GOAL: Every entry should be repeated exactly. Omit the pictures.

Stored records
⁂

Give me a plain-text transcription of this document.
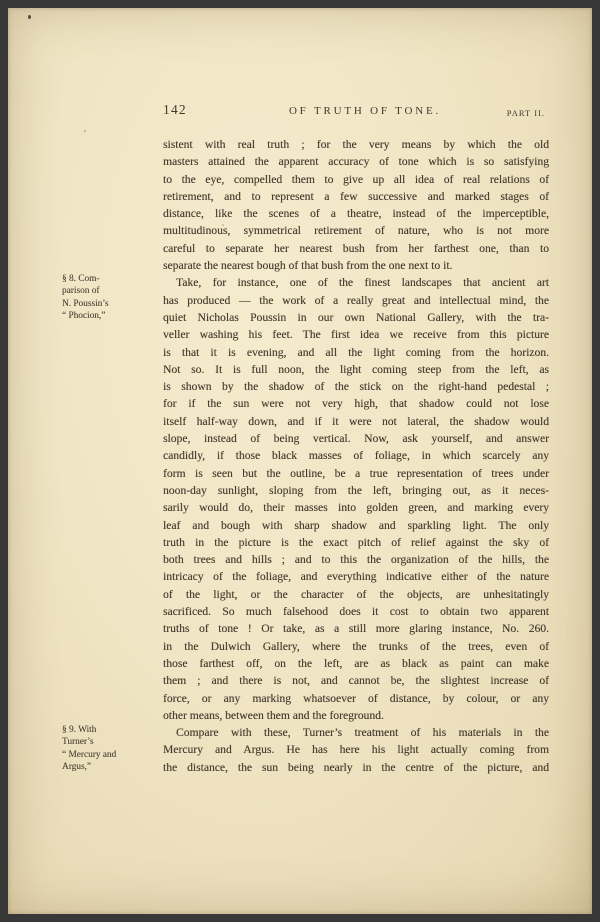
142	OF TRUTH OF TONE.	PART II.
§ 8. Com-
parison of
N. Poussin’s
“ Phocion,”
§ 9. With
Turner’s
“ Mercury and
Argus,”
sistent with real truth ; for the very means by which the old
masters attained the apparent accuracy of tone which is so satisfying
to the eye, compelled them to give up all idea of real relations of
retirement, and to represent a few successive and marked stages of
distance, like the scenes of a theatre, instead of the imperceptible,
multitudinous, symmetrical retirement of nature, who is not more
careful to separate her nearest bush from her farthest one, than to
separate the nearest bough of that bush from the one next to it.
Take, for instance, one of the finest landscapes that ancient art
has produced — the work of a really great and intellectual mind, the
quiet Nicholas Poussin in our own National Gallery, with the tra-
veller washing his feet. The first idea we receive from this picture
is that it is evening, and all the light coming from the horizon.
Not so. It is full noon, the light coming steep from the left, as
is shown by the shadow of the stick on the right-hand pedestal ;
for if the sun were not very high, that shadow could not lose
itself half-way down, and if it were not lateral, the shadow would
slope, instead of being vertical. Now, ask yourself, and answer
candidly, if those black masses of foliage, in which scarcely any
form is seen but the outline, be a true representation of trees under
noon-day sunlight, sloping from the left, bringing out, as it neces-
sarily would do, their masses into golden green, and marking every
leaf and bough with sharp shadow and sparkling light. The only
truth in the picture is the exact pitch of relief against the sky of
both trees and hills ; and to this the organization of the hills, the
intricacy of the foliage, and everything indicative either of the nature
of the light, or the character of the objects, are unhesitatingly
sacrificed. So much falsehood does it cost to obtain two apparent
truths of tone ! Or take, as a still more glaring instance, No. 260.
in the Dulwich Gallery, where the trunks of the trees, even of
those farthest off, on the left, are as black as paint can make
them ; and there is not, and cannot be, the slightest increase of
force, or any marking whatsoever of distance, by colour, or any
other means, between them and the foreground.
Compare with these, Turner’s treatment of his materials in the
Mercury and Argus. He has here his light actually coming from
the distance, the sun being nearly in the centre of the picture, and
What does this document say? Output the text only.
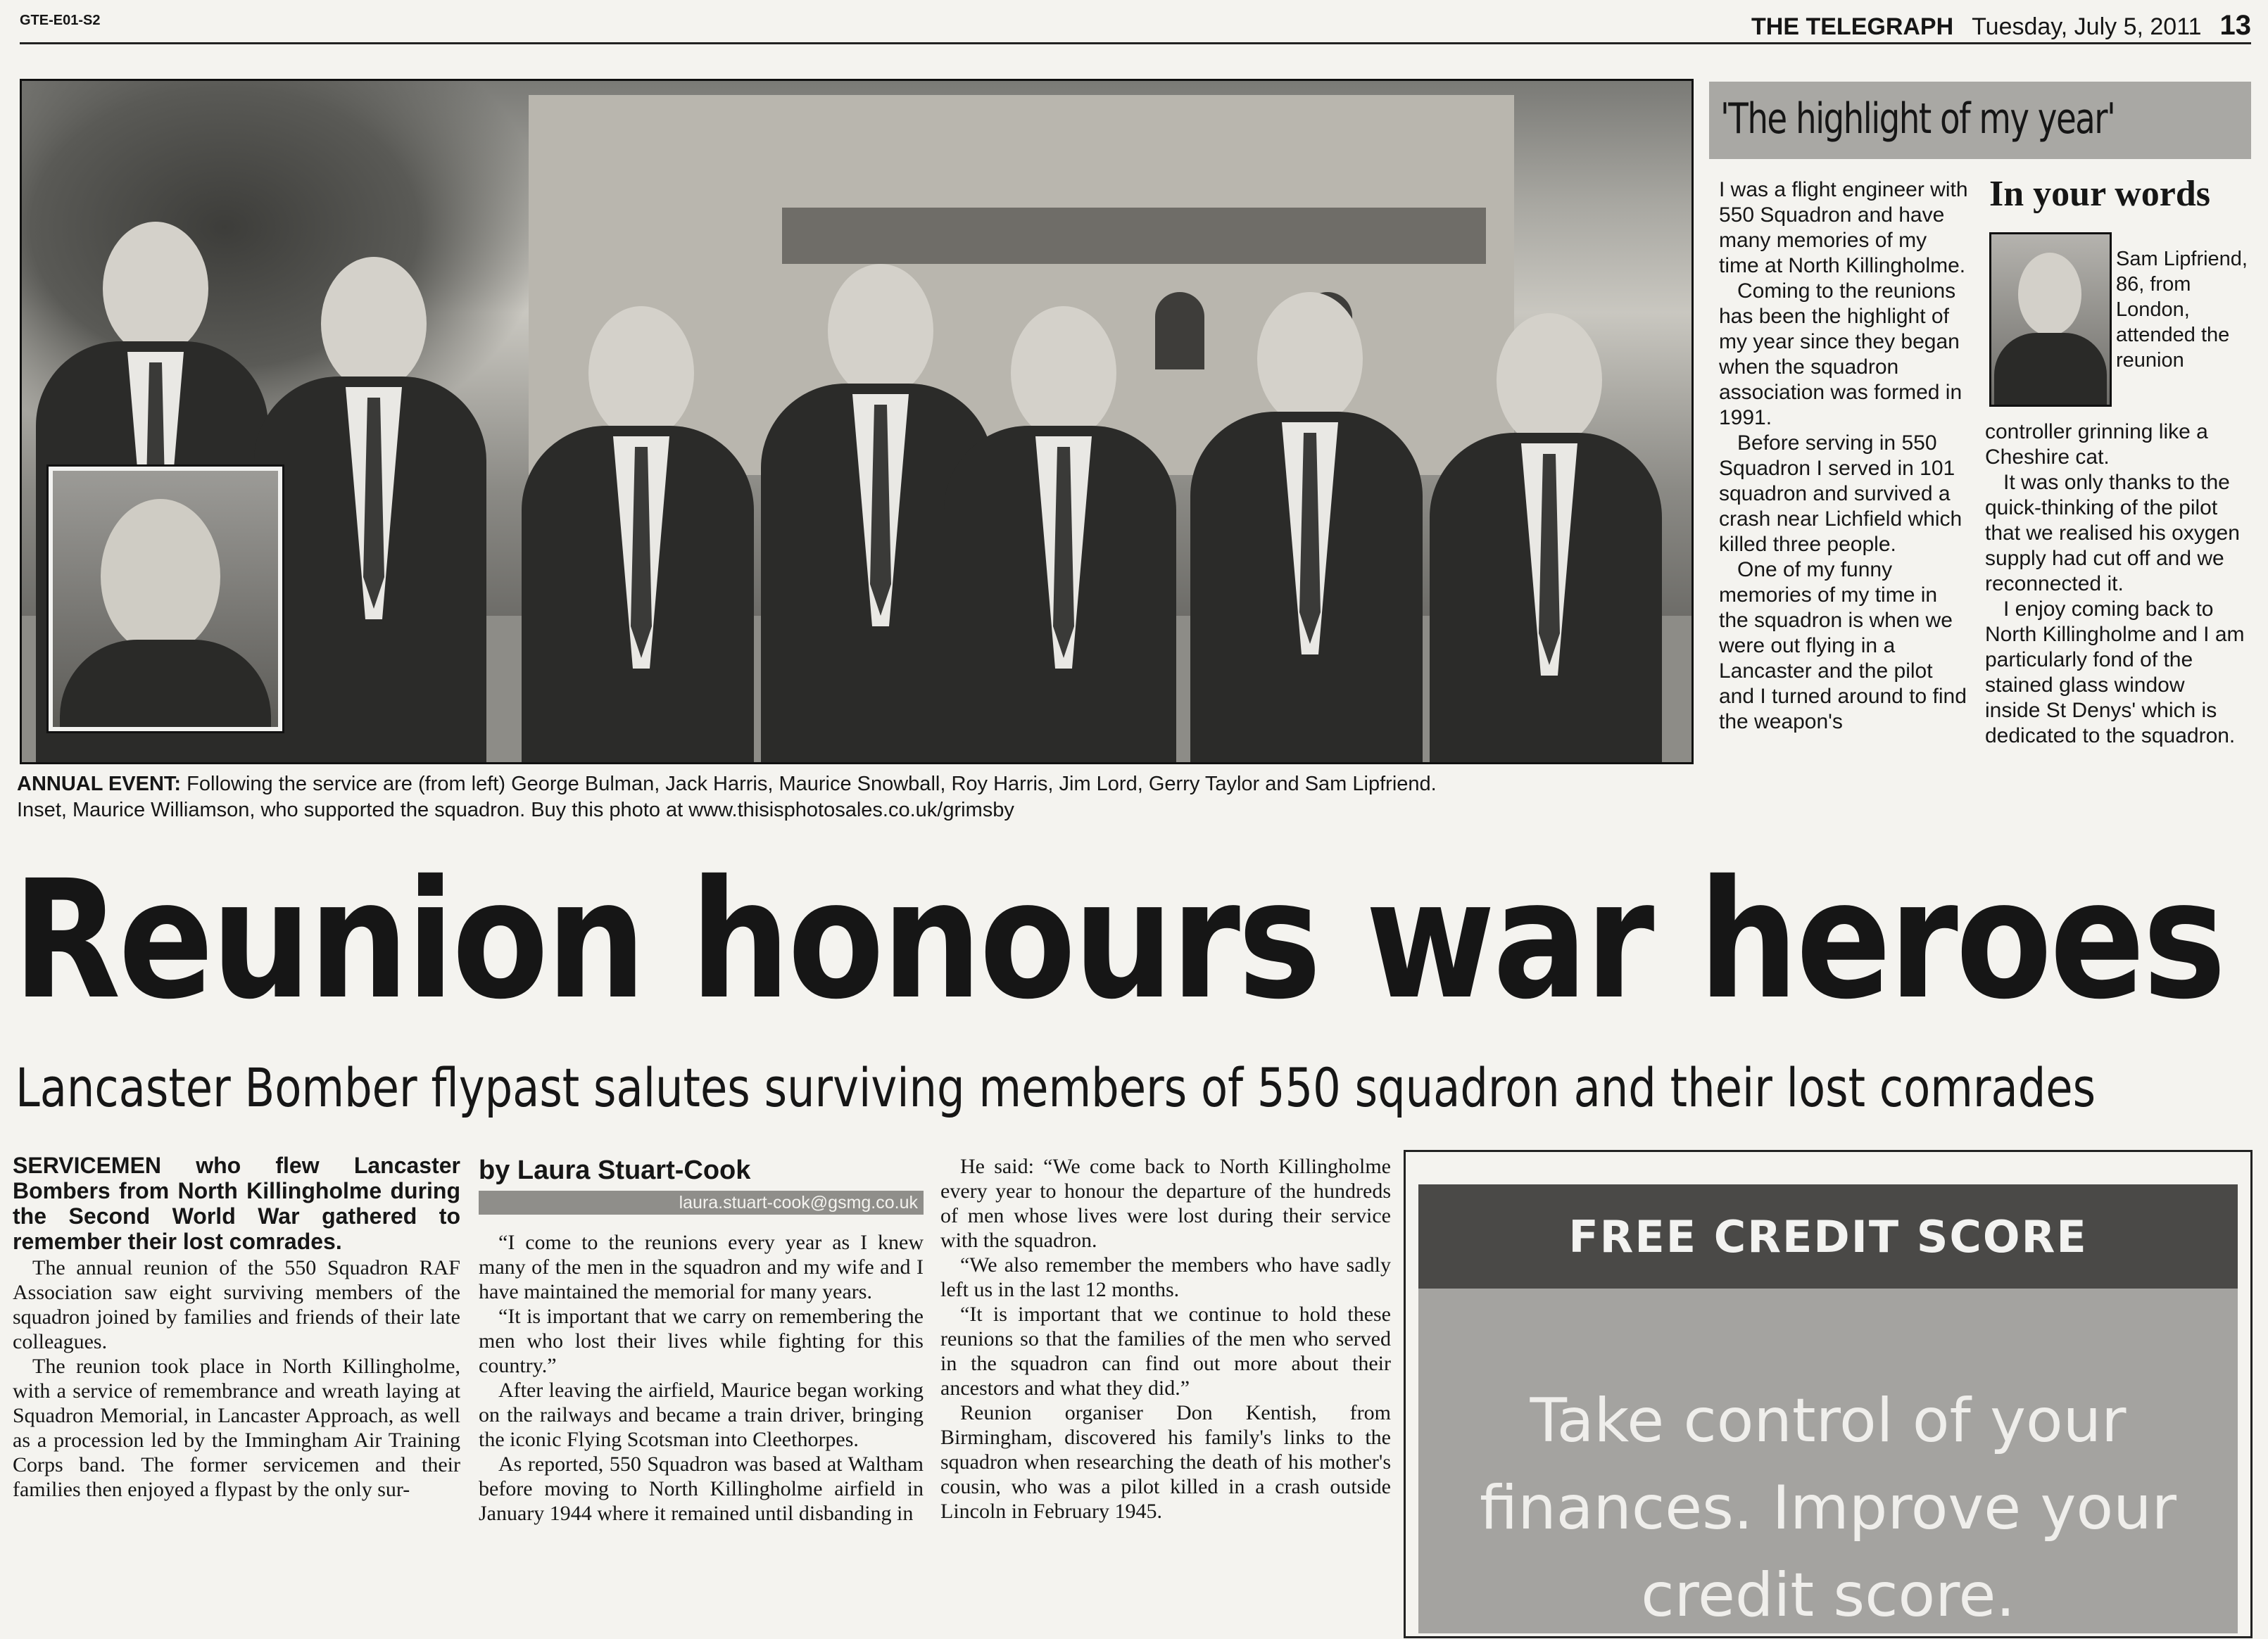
GTE-E01-S2	THE TELEGRAPH Tuesday, July 5, 2011 13
ANNUAL EVENT: Following the service are (from left) George Bulman, Jack Harris, Maurice Snowball, Roy Harris, Jim Lord, Gerry Taylor and Sam Lipfriend.
Inset, Maurice Williamson, who supported the squadron. Buy this photo at www.thisisphotosales.co.uk/grimsby
'The highlight of my year'

I was a flight engineer with 550 Squadron and have many memories of my time at North Killingholme.

Coming to the reunions has been the highlight of my year since they began when the squadron association was formed in 1991.

Before serving in 550 Squadron I served in 101 squadron and survived a crash near Lichfield which killed three people.

One of my funny memories of my time in the squadron is when we were out flying in a Lancaster and the pilot and I turned around to find the weapon's

In your words
Sam Lipfriend, 86, from London, attended the reunion

controller grinning like a Cheshire cat.

It was only thanks to the quick-thinking of the pilot that we realised his oxygen supply had cut off and we reconnected it.

I enjoy coming back to North Killingholme and I am particularly fond of the stained glass window inside St Denys' which is dedicated to the squadron.

Reunion honours war heroes
Lancaster Bomber flypast salutes surviving members of 550 squadron and their lost comrades

SERVICEMEN who flew Lancaster Bombers from North Killingholme during the Second World War gathered to remember their lost comrades.

The annual reunion of the 550 Squadron RAF Association saw eight surviving members of the squadron joined by families and friends of their late colleagues.

The reunion took place in North Killingholme, with a service of remembrance and wreath laying at Squadron Memorial, in Lancaster Approach, as well as a procession led by the Immingham Air Training Corps band. The former servicemen and their families then enjoyed a flypast by the only sur-

by Laura Stuart-Cook
laura.stuart-cook@gsmg.co.uk

“I come to the reunions every year as I knew many of the men in the squadron and my wife and I have maintained the memorial for many years.

“It is important that we carry on remembering the men who lost their lives while fighting for this country.”

After leaving the airfield, Maurice began working on the railways and became a train driver, bringing the iconic Flying Scotsman into Cleethorpes.

As reported, 550 Squadron was based at Waltham before moving to North Killingholme airfield in January 1944 where it remained until disbanding in

He said: “We come back to North Killingholme every year to honour the departure of the hundreds of men whose lives were lost during their service with the squadron.

“We also remember the members who have sadly left us in the last 12 months.

“It is important that we continue to hold these reunions so that the families of the men who served in the squadron can find out more about their ancestors and what they did.”

Reunion organiser Don Kentish, from Birmingham, discovered his family's links to the squadron when researching the death of his mother's cousin, who was a pilot killed in a crash outside Lincoln in February 1945.

FREE CREDIT SCORE
Take control of your finances. Improve your credit score.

⁂

RESPONSE:
Give me a plain-text transcription of this document.
142	OF TRUTH OF TONE.	PART II.
§ 8. Com-
parison of
N. Poussin’s
“ Phocion,”
§ 9. With
Turner’s
“ Mercury and
Argus,”
sistent with real truth ; for the very means by which the old
masters attained the apparent accuracy of tone which is so satisfying
to the eye, compelled them to give up all idea of real relations of
retirement, and to represent a few successive and marked stages of
distance, like the scenes of a theatre, instead of the imperceptible,
multitudinous, symmetrical retirement of nature, who is not more
careful to separate her nearest bush from her farthest one, than to
separate the nearest bough of that bush from the one next to it.
Take, for instance, one of the finest landscapes that ancient art
has produced — the work of a really great and intellectual mind, the
quiet Nicholas Poussin in our own National Gallery, with the tra-
veller washing his feet. The first idea we receive from this picture
is that it is evening, and all the light coming from the horizon.
Not so. It is full noon, the light coming steep from the left, as
is shown by the shadow of the stick on the right-hand pedestal ;
for if the sun were not very high, that shadow could not lose
itself half-way down, and if it were not lateral, the shadow would
slope, instead of being vertical. Now, ask yourself, and answer
candidly, if those black masses of foliage, in which scarcely any
form is seen but the outline, be a true representation of trees under
noon-day sunlight, sloping from the left, bringing out, as it neces-
sarily would do, their masses into golden green, and marking every
leaf and bough with sharp shadow and sparkling light. The only
truth in the picture is the exact pitch of relief against the sky of
both trees and hills ; and to this the organization of the hills, the
intricacy of the foliage, and everything indicative either of the nature
of the light, or the character of the objects, are unhesitatingly
sacrificed. So much falsehood does it cost to obtain two apparent
truths of tone ! Or take, as a still more glaring instance, No. 260.
in the Dulwich Gallery, where the trunks of the trees, even of
those farthest off, on the left, are as black as paint can make
them ; and there is not, and cannot be, the slightest increase of
force, or any marking whatsoever of distance, by colour, or any
other means, between them and the foreground.
Compare with these, Turner’s treatment of his materials in the
Mercury and Argus. He has here his light actually coming from
the distance, the sun being nearly in the centre of the picture, and
What does this document say? Output the text only.
GTE-E01-S2	THE TELEGRAPH Tuesday, July 5, 2011 13
ANNUAL EVENT: Following the service are (from left) George Bulman, Jack Harris, Maurice Snowball, Roy Harris, Jim Lord, Gerry Taylor and Sam Lipfriend.
Inset, Maurice Williamson, who supported the squadron. Buy this photo at www.thisisphotosales.co.uk/grimsby
'The highlight of my year'

I was a flight engineer with 550 Squadron and have many memories of my time at North Killingholme.

Coming to the reunions has been the highlight of my year since they began when the squadron association was formed in 1991.

Before serving in 550 Squadron I served in 101 squadron and survived a crash near Lichfield which killed three people.

One of my funny memories of my time in the squadron is when we were out flying in a Lancaster and the pilot and I turned around to find the weapon's

In your words
Sam Lipfriend, 86, from London, attended the reunion

controller grinning like a Cheshire cat.

It was only thanks to the quick-thinking of the pilot that we realised his oxygen supply had cut off and we reconnected it.

I enjoy coming back to North Killingholme and I am particularly fond of the stained glass window inside St Denys' which is dedicated to the squadron.

Reunion honours war heroes
Lancaster Bomber flypast salutes surviving members of 550 squadron and their lost comrades

SERVICEMEN who flew Lancaster Bombers from North Killingholme during the Second World War gathered to remember their lost comrades.

The annual reunion of the 550 Squadron RAF Association saw eight surviving members of the squadron joined by families and friends of their late colleagues.

The reunion took place in North Killingholme, with a service of remembrance and wreath laying at Squadron Memorial, in Lancaster Approach, as well as a procession led by the Immingham Air Training Corps band. The former servicemen and their families then enjoyed a flypast by the only sur-

by Laura Stuart-Cook
laura.stuart-cook@gsmg.co.uk

“I come to the reunions every year as I knew many of the men in the squadron and my wife and I have maintained the memorial for many years.

“It is important that we carry on remembering the men who lost their lives while fighting for this country.”

After leaving the airfield, Maurice began working on the railways and became a train driver, bringing the iconic Flying Scotsman into Cleethorpes.

As reported, 550 Squadron was based at Waltham before moving to North Killingholme airfield in January 1944 where it remained until disbanding in

He said: “We come back to North Killingholme every year to honour the departure of the hundreds of men whose lives were lost during their service with the squadron.

“We also remember the members who have sadly left us in the last 12 months.

“It is important that we continue to hold these reunions so that the families of the men who served in the squadron can find out more about their ancestors and what they did.”

Reunion organiser Don Kentish, from Birmingham, discovered his family's links to the squadron when researching the death of his mother's cousin, who was a pilot killed in a crash outside Lincoln in February 1945.

FREE CREDIT SCORE
Take control of your finances. Improve your credit score.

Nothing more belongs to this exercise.